● Short problem
Give back every line exactly as it appears, pictures excluded.

Records from a dataset:
-------------------------

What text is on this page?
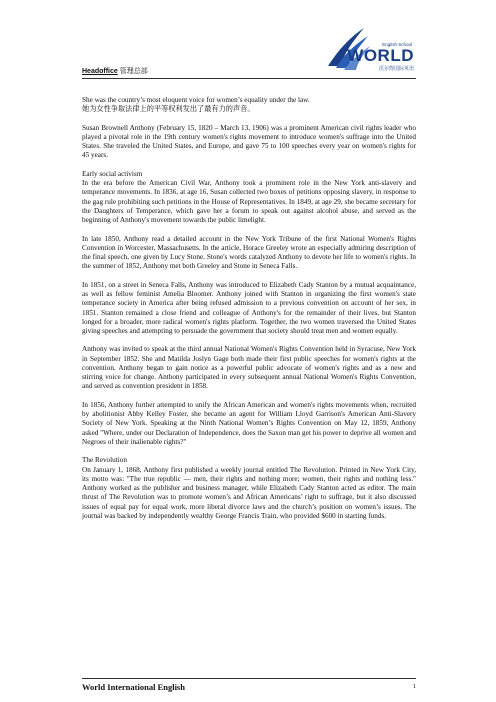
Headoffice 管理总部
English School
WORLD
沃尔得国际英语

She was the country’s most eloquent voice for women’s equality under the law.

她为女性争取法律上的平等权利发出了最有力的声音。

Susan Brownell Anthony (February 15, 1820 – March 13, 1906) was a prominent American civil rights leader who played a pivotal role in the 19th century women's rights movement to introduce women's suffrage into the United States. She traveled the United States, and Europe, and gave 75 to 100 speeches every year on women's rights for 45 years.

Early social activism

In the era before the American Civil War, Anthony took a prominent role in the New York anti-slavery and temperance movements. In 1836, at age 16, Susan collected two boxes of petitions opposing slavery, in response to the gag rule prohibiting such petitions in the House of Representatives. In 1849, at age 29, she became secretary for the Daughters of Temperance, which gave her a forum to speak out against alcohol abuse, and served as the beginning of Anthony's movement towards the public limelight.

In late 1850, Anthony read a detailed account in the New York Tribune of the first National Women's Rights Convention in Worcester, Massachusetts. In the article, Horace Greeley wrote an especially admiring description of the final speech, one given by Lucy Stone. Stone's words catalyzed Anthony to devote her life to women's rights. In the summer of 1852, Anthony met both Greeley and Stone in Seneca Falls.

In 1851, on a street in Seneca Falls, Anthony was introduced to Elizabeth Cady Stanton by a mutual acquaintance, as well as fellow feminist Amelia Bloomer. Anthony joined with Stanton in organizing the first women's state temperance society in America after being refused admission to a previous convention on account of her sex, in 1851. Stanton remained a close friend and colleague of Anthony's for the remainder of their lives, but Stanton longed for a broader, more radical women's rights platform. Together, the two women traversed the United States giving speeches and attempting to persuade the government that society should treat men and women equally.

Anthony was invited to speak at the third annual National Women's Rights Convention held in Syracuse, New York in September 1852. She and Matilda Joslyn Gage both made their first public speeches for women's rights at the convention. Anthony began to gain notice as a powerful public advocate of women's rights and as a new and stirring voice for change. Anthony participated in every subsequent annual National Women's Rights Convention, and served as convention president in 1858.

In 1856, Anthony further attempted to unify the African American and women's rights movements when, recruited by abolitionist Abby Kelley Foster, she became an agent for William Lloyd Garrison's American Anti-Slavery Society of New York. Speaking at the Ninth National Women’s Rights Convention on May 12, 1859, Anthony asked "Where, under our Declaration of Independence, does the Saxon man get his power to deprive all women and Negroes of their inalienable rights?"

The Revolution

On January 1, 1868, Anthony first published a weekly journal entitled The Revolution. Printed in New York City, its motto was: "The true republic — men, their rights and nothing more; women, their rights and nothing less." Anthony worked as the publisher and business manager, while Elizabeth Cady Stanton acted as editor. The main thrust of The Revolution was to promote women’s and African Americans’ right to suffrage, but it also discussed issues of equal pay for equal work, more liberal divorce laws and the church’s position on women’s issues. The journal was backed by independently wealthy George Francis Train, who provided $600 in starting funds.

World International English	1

-------------------------

● Answer for this exercise
What text is on this page?
Headoffice 管理总部
English School
WORLD
沃尔得国际英语

She was the country’s most eloquent voice for women’s equality under the law.

她为女性争取法律上的平等权利发出了最有力的声音。

Susan Brownell Anthony (February 15, 1820 – March 13, 1906) was a prominent American civil rights leader who played a pivotal role in the 19th century women's rights movement to introduce women's suffrage into the United States. She traveled the United States, and Europe, and gave 75 to 100 speeches every year on women's rights for 45 years.

Early social activism

In the era before the American Civil War, Anthony took a prominent role in the New York anti-slavery and temperance movements. In 1836, at age 16, Susan collected two boxes of petitions opposing slavery, in response to the gag rule prohibiting such petitions in the House of Representatives. In 1849, at age 29, she became secretary for the Daughters of Temperance, which gave her a forum to speak out against alcohol abuse, and served as the beginning of Anthony's movement towards the public limelight.

In late 1850, Anthony read a detailed account in the New York Tribune of the first National Women's Rights Convention in Worcester, Massachusetts. In the article, Horace Greeley wrote an especially admiring description of the final speech, one given by Lucy Stone. Stone's words catalyzed Anthony to devote her life to women's rights. In the summer of 1852, Anthony met both Greeley and Stone in Seneca Falls.

In 1851, on a street in Seneca Falls, Anthony was introduced to Elizabeth Cady Stanton by a mutual acquaintance, as well as fellow feminist Amelia Bloomer. Anthony joined with Stanton in organizing the first women's state temperance society in America after being refused admission to a previous convention on account of her sex, in 1851. Stanton remained a close friend and colleague of Anthony's for the remainder of their lives, but Stanton longed for a broader, more radical women's rights platform. Together, the two women traversed the United States giving speeches and attempting to persuade the government that society should treat men and women equally.

Anthony was invited to speak at the third annual National Women's Rights Convention held in Syracuse, New York in September 1852. She and Matilda Joslyn Gage both made their first public speeches for women's rights at the convention. Anthony began to gain notice as a powerful public advocate of women's rights and as a new and stirring voice for change. Anthony participated in every subsequent annual National Women's Rights Convention, and served as convention president in 1858.

In 1856, Anthony further attempted to unify the African American and women's rights movements when, recruited by abolitionist Abby Kelley Foster, she became an agent for William Lloyd Garrison's American Anti-Slavery Society of New York. Speaking at the Ninth National Women’s Rights Convention on May 12, 1859, Anthony asked "Where, under our Declaration of Independence, does the Saxon man get his power to deprive all women and Negroes of their inalienable rights?"

The Revolution

On January 1, 1868, Anthony first published a weekly journal entitled The Revolution. Printed in New York City, its motto was: "The true republic — men, their rights and nothing more; women, their rights and nothing less." Anthony worked as the publisher and business manager, while Elizabeth Cady Stanton acted as editor. The main thrust of The Revolution was to promote women’s and African Americans’ right to suffrage, but it also discussed issues of equal pay for equal work, more liberal divorce laws and the church’s position on women’s issues. The journal was backed by independently wealthy George Francis Train, who provided $600 in starting funds.

World International English	1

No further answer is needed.